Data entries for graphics
——

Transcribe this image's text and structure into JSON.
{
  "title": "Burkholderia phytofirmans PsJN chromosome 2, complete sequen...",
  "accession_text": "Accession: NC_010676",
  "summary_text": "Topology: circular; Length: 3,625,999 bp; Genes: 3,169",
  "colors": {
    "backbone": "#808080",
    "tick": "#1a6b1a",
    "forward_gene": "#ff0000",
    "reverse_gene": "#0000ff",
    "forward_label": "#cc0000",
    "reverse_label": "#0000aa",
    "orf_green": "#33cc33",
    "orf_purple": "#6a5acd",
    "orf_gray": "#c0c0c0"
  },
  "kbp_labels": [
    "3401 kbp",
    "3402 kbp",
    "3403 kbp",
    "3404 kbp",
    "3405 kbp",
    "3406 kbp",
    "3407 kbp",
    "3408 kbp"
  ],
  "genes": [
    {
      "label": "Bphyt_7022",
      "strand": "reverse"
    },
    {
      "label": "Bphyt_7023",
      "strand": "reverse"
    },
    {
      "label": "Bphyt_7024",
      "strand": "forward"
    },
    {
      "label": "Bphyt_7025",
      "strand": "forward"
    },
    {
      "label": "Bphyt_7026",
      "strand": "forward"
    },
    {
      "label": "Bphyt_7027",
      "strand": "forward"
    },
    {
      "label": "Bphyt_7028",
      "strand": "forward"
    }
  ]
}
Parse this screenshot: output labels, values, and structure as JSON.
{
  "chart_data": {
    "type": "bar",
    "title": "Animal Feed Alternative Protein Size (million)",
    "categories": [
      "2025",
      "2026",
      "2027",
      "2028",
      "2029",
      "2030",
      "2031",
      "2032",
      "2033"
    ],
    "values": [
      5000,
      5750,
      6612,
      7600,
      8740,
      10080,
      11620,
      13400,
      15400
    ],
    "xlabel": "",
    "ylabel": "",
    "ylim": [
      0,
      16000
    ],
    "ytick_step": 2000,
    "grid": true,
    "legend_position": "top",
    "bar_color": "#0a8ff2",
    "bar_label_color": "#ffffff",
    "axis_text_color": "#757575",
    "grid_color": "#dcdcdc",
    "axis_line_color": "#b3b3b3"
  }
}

——

_EXERCISE INSTRUCTIONS_
Make an exact copy of each line, beginning at the one containing "Parse this screenshot: output" and ending with the last line of the data, and of no other line.

_TASK ANSWER_
Parse this screenshot: output labels, values, and structure as JSON.
{
  "chart_data": {
    "type": "bar",
    "title": "Animal Feed Alternative Protein Size (million)",
    "categories": [
      "2025",
      "2026",
      "2027",
      "2028",
      "2029",
      "2030",
      "2031",
      "2032",
      "2033"
    ],
    "values": [
      5000,
      5750,
      6612,
      7600,
      8740,
      10080,
      11620,
      13400,
      15400
    ],
    "xlabel": "",
    "ylabel": "",
    "ylim": [
      0,
      16000
    ],
    "ytick_step": 2000,
    "grid": true,
    "legend_position": "top",
    "bar_color": "#0a8ff2",
    "bar_label_color": "#ffffff",
    "axis_text_color": "#757575",
    "grid_color": "#dcdcdc",
    "axis_line_color": "#b3b3b3"
  }
}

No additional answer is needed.